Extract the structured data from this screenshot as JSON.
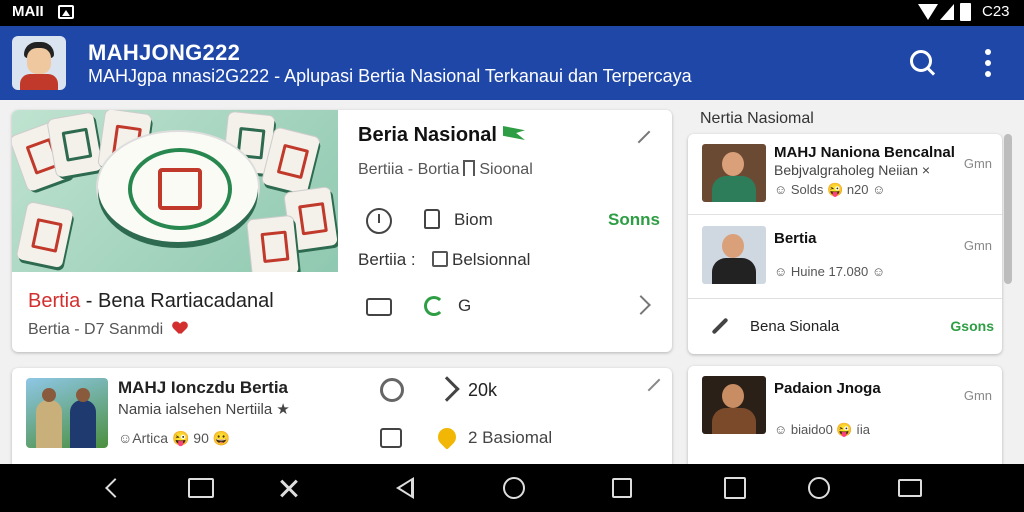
{
  "status_bar": {
    "carrier": "MAII",
    "time": "C23"
  },
  "app_bar": {
    "title": "MAHJONG222",
    "subtitle": "MAHJgpa nnasi2G222 - Aplupasi Bertia Nasional Terkanaui dan Terpercaya"
  },
  "featured": {
    "title_red": "Bertia",
    "title_rest": " - Bena Rartiacadanal",
    "meta": "Bertia - D7 Sanmdi",
    "detail": {
      "heading": "Beria Nasional",
      "sub": "Bertiia - Bortia",
      "sub_tag": "Sioonal",
      "row1_label": "Biom",
      "row1_value": "Sonns",
      "row2_label": "Bertiia :",
      "row2_value": "Belsionnal",
      "row3_value": "G"
    }
  },
  "small_card": {
    "title": "MAHJ Ionczdu Bertia",
    "subtitle": "Namia ialsehen Nertiila ★",
    "meta": "☺Artica 😜 90 😀",
    "right_row1": "20k",
    "right_row2": "2 Basiomal"
  },
  "side": {
    "heading": "Nertia Nasiomal",
    "items": [
      {
        "title": "MAHJ Naniona Bencalnal",
        "subtitle": "Bebjvalgraholeg Neiian ×",
        "meta": "☺ Solds 😜 n20 ☺",
        "dots": "Gmn"
      },
      {
        "title": "Bertia",
        "subtitle": "",
        "meta": "☺ Huine 17.080 ☺",
        "dots": "Gmn"
      },
      {
        "title": "Bena Sionala",
        "value": "Gsons"
      },
      {
        "title": "Padaion Jnoga",
        "subtitle": "",
        "meta": "☺ biaido0 😜 íia",
        "dots": "Gmn"
      }
    ]
  },
  "colors": {
    "app_bar": "#1f47a8",
    "accent_green": "#2e9e44",
    "accent_red": "#d32f2f"
  }
}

+++

_Stated problem_: Return each line exactly as written. Any picture gets left out.

_Right answer_:
Extract the structured data from this screenshot as JSON.
{
  "status_bar": {
    "carrier": "MAII",
    "time": "C23"
  },
  "app_bar": {
    "title": "MAHJONG222",
    "subtitle": "MAHJgpa nnasi2G222 - Aplupasi Bertia Nasional Terkanaui dan Terpercaya"
  },
  "featured": {
    "title_red": "Bertia",
    "title_rest": " - Bena Rartiacadanal",
    "meta": "Bertia - D7 Sanmdi",
    "detail": {
      "heading": "Beria Nasional",
      "sub": "Bertiia - Bortia",
      "sub_tag": "Sioonal",
      "row1_label": "Biom",
      "row1_value": "Sonns",
      "row2_label": "Bertiia :",
      "row2_value": "Belsionnal",
      "row3_value": "G"
    }
  },
  "small_card": {
    "title": "MAHJ Ionczdu Bertia",
    "subtitle": "Namia ialsehen Nertiila ★",
    "meta": "☺Artica 😜 90 😀",
    "right_row1": "20k",
    "right_row2": "2 Basiomal"
  },
  "side": {
    "heading": "Nertia Nasiomal",
    "items": [
      {
        "title": "MAHJ Naniona Bencalnal",
        "subtitle": "Bebjvalgraholeg Neiian ×",
        "meta": "☺ Solds 😜 n20 ☺",
        "dots": "Gmn"
      },
      {
        "title": "Bertia",
        "subtitle": "",
        "meta": "☺ Huine 17.080 ☺",
        "dots": "Gmn"
      },
      {
        "title": "Bena Sionala",
        "value": "Gsons"
      },
      {
        "title": "Padaion Jnoga",
        "subtitle": "",
        "meta": "☺ biaido0 😜 íia",
        "dots": "Gmn"
      }
    ]
  },
  "colors": {
    "app_bar": "#1f47a8",
    "accent_green": "#2e9e44",
    "accent_red": "#d32f2f"
  }
}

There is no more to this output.